PROBLEM STATEMENT:
Find the word "expanded" in the listing; pull out each line holding it.

PROVIDED DATA:
##############################

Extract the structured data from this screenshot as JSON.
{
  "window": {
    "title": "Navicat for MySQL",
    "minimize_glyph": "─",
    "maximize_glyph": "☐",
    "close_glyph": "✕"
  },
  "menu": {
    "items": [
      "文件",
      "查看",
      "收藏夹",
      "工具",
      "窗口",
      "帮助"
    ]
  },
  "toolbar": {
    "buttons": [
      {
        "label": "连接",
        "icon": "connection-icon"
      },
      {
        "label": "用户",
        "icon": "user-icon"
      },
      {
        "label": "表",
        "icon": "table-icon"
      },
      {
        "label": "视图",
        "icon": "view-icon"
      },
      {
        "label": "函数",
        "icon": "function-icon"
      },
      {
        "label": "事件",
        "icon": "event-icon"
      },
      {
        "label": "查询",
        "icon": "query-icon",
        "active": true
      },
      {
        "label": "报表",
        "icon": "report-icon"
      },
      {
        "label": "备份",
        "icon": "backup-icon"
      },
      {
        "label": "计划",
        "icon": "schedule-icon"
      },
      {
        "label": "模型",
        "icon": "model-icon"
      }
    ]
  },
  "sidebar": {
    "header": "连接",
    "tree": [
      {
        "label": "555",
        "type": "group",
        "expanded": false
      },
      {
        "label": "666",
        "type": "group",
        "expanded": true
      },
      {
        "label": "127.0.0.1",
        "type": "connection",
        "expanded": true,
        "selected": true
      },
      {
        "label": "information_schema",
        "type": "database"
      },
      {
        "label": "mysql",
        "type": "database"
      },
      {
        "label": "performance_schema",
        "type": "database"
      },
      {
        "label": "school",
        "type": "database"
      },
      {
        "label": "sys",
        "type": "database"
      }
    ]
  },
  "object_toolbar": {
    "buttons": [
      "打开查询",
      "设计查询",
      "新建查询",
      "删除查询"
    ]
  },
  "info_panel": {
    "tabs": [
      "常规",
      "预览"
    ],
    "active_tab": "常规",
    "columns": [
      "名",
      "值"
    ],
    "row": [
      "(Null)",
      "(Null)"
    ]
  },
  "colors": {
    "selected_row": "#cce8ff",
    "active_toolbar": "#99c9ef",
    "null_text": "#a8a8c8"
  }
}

##############################

CORRECT RESPONSE:
        "expanded": false
        "expanded": true
        "expanded": true,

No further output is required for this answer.